- _Written problem 1_
Answer these about the TERN call for participation below:
(a) Who sent the message?
(b) Which program sponsors the evaluation?
(c) During which months and year does the evaluation run?
- _Written problem 2_
Please reproduce the TERN call for participation word for word from "Date: Thu May" to "than one copy)".
- _Written problem 3_
Carry on writing the TERN call for participation from the point at which it stops.

- _Page text_
<<<<
[Corpora-List] Call for Participation: Time Expression and Recognition (TERN) Evaluation

From: Lisa Ferro (lferro@mitre.org)
Date: Thu May 20 2004 - 16:08:46 MET DST

  • Next message: eneko agirre: "[Corpora-List] wordlist of derived words"

    (Apologies to those who receive more than one copy)

    **********

    CALL FOR PARTICIPATION: Time Expression Recognition and Normalization
    (TERN) Evaluation, April-September 2004

    Sponsored by the Automatic Content Extraction (ACE) program

    **********

    INTRODUCTION

    The objective of the Automatic Content Extraction (ACE) program is to
    develop natural language processing technology to support automatic
    understanding of textual data. This includes classification, filtering,
    and selection based on the meaning conveyed by the data. Thus, the ACE
    program requires the development of technologies that automatically
    detect and characterize this meaning.
>>>>
- _Information supplied_
<<<<
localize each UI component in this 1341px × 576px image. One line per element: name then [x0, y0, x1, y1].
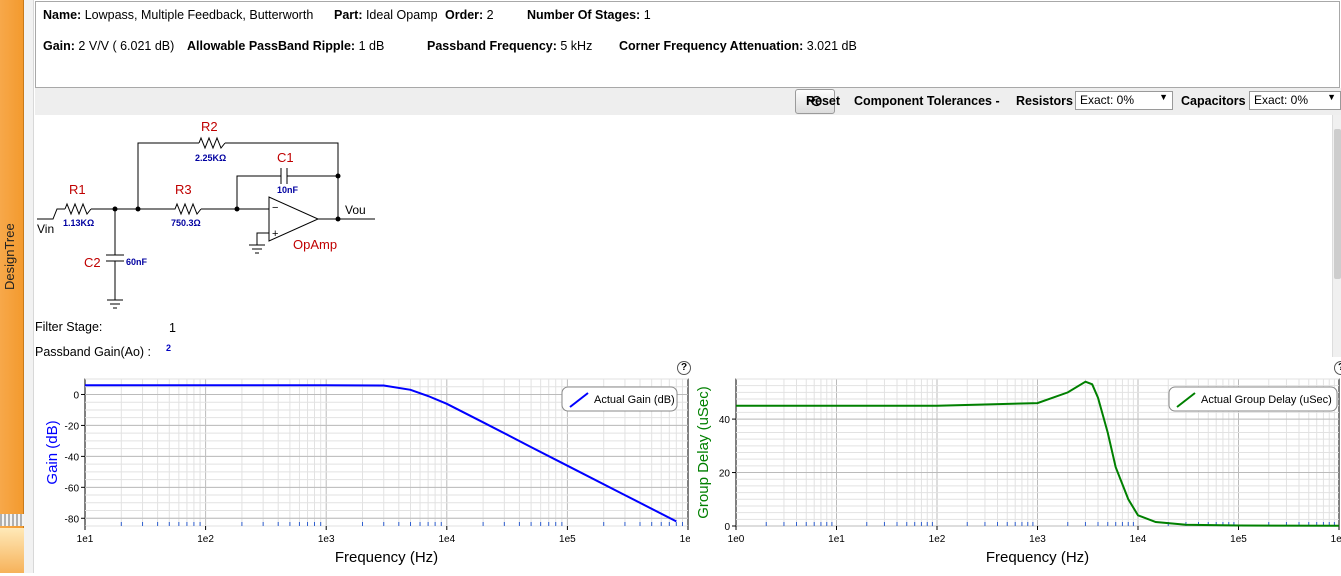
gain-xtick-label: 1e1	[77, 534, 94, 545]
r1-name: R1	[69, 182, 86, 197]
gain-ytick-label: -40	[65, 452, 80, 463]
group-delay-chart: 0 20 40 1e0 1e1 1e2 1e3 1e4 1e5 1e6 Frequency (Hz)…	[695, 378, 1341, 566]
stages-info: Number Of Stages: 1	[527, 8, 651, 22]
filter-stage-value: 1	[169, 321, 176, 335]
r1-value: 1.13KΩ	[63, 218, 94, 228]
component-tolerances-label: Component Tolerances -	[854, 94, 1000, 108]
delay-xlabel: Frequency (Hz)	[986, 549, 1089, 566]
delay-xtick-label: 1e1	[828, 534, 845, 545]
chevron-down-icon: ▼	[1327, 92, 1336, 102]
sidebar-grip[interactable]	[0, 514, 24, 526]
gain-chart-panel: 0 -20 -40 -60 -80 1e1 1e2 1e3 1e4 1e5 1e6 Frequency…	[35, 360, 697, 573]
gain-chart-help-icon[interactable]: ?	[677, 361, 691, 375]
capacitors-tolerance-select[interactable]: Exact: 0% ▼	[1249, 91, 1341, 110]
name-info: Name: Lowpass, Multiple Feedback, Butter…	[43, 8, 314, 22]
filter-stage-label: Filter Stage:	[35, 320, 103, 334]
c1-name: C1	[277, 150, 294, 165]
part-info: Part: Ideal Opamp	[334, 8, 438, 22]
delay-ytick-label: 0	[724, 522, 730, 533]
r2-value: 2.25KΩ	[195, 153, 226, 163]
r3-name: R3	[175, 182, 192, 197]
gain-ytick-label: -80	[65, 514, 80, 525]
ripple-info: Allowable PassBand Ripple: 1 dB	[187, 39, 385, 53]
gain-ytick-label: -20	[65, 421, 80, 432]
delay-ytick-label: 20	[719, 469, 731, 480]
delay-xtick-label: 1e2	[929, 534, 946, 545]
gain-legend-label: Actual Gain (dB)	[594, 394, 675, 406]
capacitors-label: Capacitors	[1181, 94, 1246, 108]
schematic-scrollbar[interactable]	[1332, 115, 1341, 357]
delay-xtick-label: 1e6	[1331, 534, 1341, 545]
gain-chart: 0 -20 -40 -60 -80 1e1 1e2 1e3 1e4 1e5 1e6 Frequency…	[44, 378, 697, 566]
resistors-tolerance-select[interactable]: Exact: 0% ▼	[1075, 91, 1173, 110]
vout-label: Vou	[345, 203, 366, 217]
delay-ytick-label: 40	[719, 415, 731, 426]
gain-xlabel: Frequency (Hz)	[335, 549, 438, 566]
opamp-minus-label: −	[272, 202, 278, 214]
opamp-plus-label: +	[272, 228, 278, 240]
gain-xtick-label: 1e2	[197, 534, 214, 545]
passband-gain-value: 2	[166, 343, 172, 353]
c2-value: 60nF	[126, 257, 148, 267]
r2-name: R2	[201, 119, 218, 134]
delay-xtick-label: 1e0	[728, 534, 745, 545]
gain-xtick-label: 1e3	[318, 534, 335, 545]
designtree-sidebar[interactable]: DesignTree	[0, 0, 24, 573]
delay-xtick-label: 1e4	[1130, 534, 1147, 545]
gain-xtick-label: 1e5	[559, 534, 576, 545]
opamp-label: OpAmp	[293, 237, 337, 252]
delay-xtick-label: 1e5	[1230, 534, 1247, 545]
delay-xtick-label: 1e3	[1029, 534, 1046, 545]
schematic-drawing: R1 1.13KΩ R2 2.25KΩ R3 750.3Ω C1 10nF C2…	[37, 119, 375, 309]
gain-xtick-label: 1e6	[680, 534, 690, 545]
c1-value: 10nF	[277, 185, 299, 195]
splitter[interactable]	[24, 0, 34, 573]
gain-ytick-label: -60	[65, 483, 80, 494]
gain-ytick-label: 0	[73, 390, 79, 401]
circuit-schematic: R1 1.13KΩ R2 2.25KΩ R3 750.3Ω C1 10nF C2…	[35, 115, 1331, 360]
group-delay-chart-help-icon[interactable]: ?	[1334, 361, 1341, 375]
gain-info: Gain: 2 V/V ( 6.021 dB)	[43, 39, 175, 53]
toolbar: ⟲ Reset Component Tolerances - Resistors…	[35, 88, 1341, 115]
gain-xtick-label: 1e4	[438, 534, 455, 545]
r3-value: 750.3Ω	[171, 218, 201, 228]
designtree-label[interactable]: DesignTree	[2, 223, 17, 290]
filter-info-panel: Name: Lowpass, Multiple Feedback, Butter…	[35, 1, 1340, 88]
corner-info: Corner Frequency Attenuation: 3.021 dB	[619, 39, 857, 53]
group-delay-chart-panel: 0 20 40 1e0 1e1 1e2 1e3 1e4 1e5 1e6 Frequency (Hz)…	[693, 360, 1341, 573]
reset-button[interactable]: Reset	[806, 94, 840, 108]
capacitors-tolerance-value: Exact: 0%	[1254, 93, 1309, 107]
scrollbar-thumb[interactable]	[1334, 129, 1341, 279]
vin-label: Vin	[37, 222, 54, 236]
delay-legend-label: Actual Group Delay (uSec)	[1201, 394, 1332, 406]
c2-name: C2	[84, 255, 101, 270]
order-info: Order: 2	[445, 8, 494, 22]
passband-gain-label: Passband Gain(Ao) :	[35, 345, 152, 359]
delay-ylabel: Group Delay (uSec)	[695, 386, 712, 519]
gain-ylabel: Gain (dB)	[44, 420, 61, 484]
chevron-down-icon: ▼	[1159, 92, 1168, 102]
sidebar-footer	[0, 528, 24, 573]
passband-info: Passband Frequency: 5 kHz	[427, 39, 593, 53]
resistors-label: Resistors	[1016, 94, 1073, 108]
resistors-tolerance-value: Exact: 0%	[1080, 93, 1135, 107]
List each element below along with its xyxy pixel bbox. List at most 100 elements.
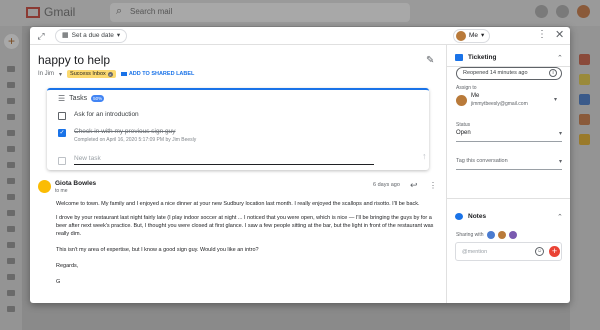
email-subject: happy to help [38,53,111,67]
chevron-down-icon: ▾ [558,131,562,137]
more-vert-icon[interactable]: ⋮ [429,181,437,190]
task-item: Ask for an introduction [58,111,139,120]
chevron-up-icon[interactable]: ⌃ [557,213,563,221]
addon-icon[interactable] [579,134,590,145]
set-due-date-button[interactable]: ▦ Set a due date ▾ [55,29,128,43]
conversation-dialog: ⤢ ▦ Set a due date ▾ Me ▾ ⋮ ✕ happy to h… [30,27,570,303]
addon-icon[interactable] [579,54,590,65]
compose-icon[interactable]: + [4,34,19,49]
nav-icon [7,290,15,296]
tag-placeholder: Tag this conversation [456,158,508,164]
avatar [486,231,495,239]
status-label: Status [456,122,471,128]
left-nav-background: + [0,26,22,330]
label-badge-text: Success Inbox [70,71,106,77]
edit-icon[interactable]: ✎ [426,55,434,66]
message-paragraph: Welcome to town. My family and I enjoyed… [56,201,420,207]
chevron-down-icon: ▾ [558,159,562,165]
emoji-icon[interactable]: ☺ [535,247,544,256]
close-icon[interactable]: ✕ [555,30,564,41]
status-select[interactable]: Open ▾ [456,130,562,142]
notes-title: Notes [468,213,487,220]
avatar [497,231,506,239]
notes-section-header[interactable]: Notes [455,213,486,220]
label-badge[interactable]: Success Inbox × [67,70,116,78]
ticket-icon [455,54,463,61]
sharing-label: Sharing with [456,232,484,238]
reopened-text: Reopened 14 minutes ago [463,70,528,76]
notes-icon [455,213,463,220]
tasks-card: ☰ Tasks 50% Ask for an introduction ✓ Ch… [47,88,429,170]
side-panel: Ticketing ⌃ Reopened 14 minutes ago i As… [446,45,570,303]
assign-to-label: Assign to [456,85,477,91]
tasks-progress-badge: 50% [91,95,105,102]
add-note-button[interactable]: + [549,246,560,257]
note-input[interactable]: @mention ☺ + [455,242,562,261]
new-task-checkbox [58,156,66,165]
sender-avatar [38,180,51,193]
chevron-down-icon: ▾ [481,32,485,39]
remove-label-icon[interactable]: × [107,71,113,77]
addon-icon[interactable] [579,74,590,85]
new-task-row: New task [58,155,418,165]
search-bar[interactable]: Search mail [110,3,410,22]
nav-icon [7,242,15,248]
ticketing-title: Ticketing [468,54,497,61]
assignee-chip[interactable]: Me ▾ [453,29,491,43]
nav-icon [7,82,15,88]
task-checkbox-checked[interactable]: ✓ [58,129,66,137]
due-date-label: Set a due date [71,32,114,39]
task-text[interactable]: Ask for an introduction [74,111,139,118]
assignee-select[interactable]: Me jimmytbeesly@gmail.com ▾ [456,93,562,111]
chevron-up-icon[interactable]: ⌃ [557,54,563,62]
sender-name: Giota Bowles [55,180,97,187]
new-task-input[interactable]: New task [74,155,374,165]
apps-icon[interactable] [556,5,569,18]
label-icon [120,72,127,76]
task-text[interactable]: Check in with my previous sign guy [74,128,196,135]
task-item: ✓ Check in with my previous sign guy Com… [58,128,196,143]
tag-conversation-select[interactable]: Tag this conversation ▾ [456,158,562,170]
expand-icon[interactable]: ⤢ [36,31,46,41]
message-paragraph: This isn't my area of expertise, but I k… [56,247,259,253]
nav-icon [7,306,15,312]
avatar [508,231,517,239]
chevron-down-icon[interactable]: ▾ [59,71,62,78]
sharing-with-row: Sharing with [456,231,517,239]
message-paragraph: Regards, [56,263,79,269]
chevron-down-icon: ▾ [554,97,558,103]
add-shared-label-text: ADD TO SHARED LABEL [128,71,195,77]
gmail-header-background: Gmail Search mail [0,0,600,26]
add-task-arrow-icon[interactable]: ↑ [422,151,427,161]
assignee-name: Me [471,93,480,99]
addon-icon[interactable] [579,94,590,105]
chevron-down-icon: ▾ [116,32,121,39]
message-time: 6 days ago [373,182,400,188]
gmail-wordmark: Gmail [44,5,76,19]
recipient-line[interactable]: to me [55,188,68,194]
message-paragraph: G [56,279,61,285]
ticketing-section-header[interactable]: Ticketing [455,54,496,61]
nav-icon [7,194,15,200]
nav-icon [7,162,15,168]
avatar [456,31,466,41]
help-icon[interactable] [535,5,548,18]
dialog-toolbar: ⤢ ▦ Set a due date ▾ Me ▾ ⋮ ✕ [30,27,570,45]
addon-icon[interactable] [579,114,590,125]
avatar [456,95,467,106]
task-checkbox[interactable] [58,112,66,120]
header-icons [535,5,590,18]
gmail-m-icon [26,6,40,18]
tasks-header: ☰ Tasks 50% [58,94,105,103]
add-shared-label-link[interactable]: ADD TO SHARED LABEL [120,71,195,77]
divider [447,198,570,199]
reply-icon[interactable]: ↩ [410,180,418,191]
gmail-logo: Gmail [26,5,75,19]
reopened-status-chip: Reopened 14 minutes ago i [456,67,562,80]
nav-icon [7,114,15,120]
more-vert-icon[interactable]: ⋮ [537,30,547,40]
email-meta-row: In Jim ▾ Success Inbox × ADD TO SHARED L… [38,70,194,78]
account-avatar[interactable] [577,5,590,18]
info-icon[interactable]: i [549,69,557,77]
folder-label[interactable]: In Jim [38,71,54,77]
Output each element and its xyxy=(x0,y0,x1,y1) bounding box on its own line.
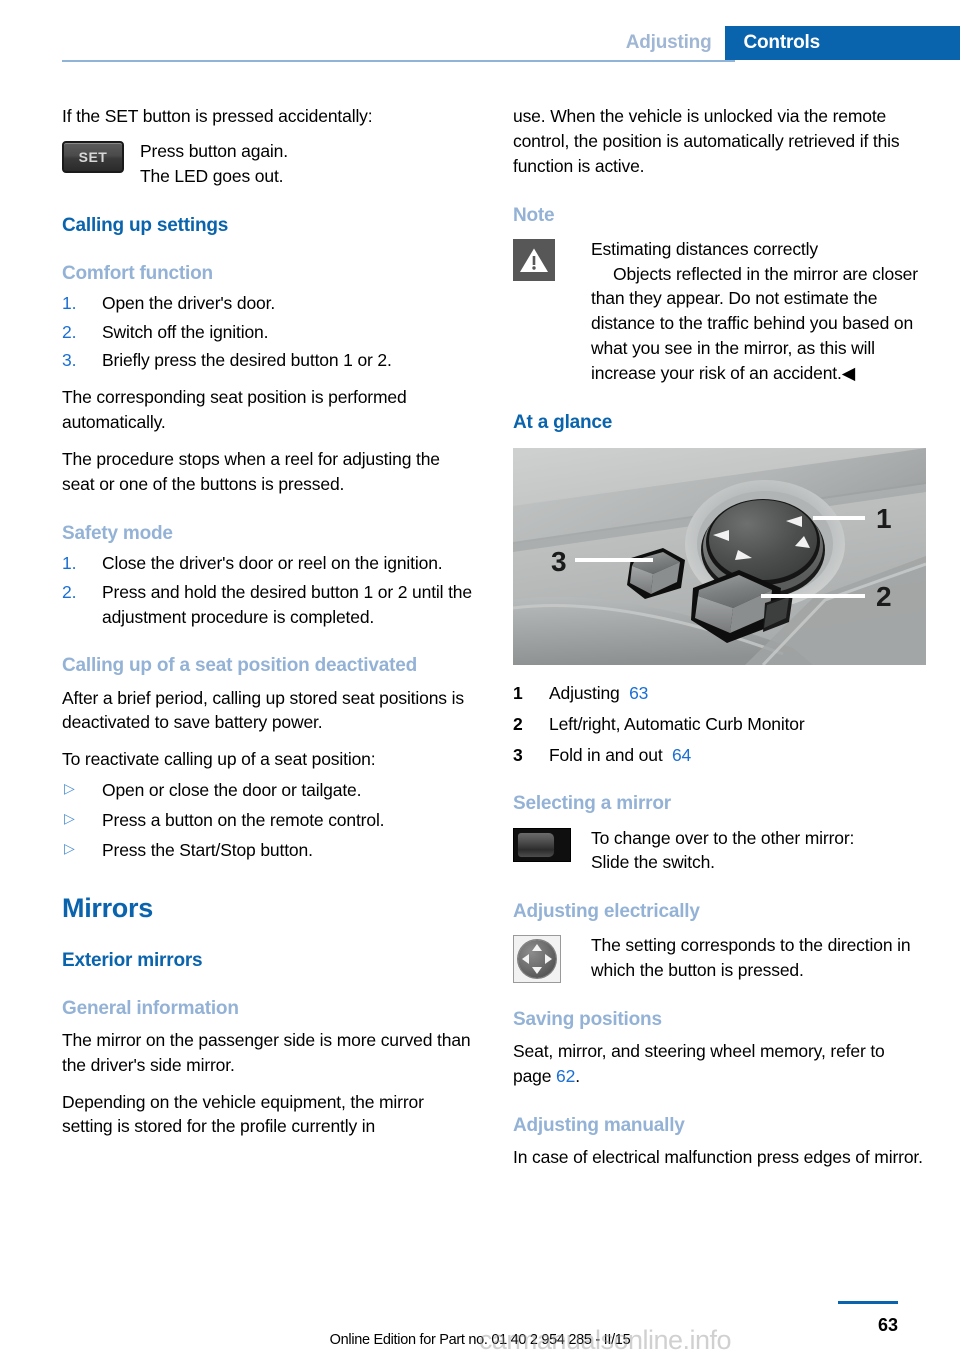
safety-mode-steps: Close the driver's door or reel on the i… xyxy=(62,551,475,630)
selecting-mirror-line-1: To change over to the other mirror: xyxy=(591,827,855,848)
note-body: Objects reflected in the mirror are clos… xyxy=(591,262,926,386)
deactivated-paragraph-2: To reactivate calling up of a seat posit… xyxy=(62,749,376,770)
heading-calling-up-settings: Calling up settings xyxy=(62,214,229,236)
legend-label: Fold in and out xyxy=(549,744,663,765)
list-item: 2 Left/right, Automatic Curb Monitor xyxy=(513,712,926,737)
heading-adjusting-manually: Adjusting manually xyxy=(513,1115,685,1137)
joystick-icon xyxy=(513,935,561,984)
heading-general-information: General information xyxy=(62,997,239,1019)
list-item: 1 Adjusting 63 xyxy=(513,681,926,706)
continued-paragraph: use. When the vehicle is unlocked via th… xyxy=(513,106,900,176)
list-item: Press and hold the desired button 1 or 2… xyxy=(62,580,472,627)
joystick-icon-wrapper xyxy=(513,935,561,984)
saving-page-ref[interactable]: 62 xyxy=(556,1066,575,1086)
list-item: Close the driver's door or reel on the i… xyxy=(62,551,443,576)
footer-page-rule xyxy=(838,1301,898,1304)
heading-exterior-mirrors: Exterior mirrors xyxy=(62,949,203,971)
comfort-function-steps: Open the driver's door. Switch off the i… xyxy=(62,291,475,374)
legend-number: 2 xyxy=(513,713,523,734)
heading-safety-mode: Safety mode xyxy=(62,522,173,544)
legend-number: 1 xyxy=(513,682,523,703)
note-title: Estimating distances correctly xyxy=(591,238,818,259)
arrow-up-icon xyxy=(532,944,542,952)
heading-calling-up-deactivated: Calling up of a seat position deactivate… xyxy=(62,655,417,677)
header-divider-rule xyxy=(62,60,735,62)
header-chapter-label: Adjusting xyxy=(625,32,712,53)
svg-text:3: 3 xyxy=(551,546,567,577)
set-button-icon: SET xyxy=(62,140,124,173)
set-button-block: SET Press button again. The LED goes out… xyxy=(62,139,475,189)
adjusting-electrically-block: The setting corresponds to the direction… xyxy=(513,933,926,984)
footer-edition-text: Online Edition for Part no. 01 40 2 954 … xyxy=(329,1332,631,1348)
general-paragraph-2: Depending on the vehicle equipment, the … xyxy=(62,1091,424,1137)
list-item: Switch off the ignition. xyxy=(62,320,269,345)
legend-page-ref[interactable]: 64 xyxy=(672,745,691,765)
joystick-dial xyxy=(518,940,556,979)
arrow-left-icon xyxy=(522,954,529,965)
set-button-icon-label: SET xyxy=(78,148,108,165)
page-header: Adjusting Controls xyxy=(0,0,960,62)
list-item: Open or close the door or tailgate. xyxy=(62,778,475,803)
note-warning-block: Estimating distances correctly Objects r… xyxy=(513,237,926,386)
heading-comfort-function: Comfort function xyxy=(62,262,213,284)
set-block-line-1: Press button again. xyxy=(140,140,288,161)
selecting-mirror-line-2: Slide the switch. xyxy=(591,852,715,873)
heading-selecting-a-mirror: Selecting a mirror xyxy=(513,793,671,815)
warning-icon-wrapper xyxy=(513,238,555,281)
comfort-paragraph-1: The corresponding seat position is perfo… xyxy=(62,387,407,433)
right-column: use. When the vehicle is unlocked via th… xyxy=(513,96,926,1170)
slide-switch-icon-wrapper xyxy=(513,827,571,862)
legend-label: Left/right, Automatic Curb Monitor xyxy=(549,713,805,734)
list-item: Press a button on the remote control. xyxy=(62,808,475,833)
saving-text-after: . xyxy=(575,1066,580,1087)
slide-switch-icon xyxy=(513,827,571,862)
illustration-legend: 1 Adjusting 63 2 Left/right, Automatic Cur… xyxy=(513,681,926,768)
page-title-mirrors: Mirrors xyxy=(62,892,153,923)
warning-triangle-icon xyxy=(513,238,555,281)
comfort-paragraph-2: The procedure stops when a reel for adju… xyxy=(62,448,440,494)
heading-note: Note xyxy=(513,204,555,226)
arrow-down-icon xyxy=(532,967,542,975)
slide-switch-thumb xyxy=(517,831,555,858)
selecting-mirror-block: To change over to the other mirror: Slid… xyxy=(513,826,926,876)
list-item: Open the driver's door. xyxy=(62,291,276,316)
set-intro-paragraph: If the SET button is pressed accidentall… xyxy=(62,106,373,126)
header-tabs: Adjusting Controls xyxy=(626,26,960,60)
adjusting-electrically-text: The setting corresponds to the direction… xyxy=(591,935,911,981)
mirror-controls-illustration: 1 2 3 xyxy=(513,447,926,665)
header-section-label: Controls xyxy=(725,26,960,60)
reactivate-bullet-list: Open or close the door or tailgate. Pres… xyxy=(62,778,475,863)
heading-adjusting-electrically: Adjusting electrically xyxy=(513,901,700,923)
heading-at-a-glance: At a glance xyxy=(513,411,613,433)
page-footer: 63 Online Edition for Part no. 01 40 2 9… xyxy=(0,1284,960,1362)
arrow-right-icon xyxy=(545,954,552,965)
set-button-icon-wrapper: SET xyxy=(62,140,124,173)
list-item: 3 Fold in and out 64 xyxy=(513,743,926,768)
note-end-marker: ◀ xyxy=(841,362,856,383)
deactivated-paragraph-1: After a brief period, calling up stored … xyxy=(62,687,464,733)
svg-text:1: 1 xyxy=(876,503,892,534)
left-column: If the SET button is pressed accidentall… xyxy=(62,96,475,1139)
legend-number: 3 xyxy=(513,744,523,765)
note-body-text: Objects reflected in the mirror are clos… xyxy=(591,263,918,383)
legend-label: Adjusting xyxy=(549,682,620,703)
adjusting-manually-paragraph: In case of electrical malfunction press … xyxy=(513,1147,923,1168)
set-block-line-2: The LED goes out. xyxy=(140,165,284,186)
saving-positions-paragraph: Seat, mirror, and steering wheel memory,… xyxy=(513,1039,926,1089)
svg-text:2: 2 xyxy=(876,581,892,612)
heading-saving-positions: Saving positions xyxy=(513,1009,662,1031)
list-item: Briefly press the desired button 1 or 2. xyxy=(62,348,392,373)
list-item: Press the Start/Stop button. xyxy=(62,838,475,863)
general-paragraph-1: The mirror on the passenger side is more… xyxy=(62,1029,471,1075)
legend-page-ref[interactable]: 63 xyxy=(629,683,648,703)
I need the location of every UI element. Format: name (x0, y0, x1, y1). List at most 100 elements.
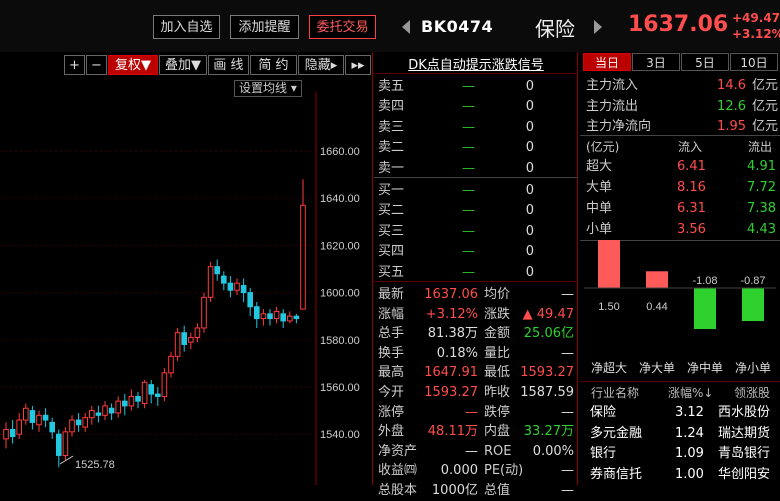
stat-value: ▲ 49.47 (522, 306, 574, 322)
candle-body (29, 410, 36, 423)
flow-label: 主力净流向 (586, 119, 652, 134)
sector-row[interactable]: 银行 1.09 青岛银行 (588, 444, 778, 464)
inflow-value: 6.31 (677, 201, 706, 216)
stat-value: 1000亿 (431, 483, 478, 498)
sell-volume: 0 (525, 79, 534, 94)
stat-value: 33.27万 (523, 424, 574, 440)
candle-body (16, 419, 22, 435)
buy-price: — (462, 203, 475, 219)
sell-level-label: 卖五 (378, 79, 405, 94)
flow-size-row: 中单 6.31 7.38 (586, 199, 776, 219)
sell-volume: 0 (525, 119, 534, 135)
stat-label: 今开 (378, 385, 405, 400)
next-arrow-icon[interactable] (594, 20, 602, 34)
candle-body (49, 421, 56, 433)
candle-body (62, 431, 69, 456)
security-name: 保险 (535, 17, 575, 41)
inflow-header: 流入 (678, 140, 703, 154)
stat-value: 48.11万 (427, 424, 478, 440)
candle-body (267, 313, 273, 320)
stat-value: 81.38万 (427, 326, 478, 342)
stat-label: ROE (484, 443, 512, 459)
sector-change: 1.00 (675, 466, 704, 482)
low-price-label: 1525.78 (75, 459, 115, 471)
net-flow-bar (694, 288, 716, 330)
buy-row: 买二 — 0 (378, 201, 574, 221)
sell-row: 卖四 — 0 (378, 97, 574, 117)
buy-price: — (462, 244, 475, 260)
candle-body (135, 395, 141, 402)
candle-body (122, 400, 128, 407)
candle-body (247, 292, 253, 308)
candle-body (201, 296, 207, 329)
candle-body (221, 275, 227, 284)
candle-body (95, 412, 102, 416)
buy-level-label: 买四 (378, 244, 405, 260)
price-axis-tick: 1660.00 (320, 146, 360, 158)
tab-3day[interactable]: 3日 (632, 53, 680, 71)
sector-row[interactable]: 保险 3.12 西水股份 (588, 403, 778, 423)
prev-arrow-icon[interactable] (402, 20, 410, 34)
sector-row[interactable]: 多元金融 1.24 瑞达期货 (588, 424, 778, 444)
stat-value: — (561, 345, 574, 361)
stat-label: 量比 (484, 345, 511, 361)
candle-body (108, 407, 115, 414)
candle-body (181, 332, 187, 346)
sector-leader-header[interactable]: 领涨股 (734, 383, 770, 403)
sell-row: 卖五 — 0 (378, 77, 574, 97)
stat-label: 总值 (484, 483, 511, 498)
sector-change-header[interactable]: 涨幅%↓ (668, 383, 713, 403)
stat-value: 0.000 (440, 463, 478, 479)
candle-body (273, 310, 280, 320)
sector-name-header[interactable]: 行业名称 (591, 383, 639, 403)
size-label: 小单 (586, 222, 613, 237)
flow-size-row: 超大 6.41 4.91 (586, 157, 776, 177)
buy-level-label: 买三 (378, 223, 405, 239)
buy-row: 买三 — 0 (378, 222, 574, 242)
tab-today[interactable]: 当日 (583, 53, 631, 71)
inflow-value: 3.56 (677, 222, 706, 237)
>>>>
- _Expected output 1_
(a) Lisa Ferro
(b) The Automatic Content Extraction (ACE) program
(c) April-September 2004

- _Expected output 2_
Date: Thu May 20 2004 - 16:08:46 MET DST

  • Next message: eneko agirre: "[Corpora-List] wordlist of derived words"

    (Apologies to those who receive more than one copy)

- _Expected output 3_
    The Time Expression Recognition and Normalization (TERN) evaluation is
    based on work that began in 1999 to establish a set of useful guidelines
    for text annotation and data interchange. The guidelines define a tag
    called TIMEX2, including attributes for expressing the normalized,
    intended meaning or value of a broad range of temporal expressions. The
    work extends the Message Understanding Conferences' definition of the
    TIMEX category of named entity to include a broader variety of
    expressions and to offer a normalization scheme.

    TIMEX2 is influencing the definition of ACE tasks, in which temporal
    expressions covered by TIMEX2 will contribute to filling temporal
    attributes for extracted relations and events. Thus, the production of
    TIMEX2 annotations is viewed as an ACE component technology. The TERN
    evaluation is open to sites that want to develop this type of component
    technology. The evaluation will be offered in both English and Chinese.

    TASK DEFINITION

    The TIMEX2 task requires that temporal expressions mentioned in the
    source data be detected and normalized according to the "2003 Standard
    for the Annotation of Temporal Expressions" by Ferro et al, as updated
    and posted on the project website (http://timex2.mitre.org). Guidelines
    that are particular to Chinese are documented (with extensive examples)
    in a separate supplement.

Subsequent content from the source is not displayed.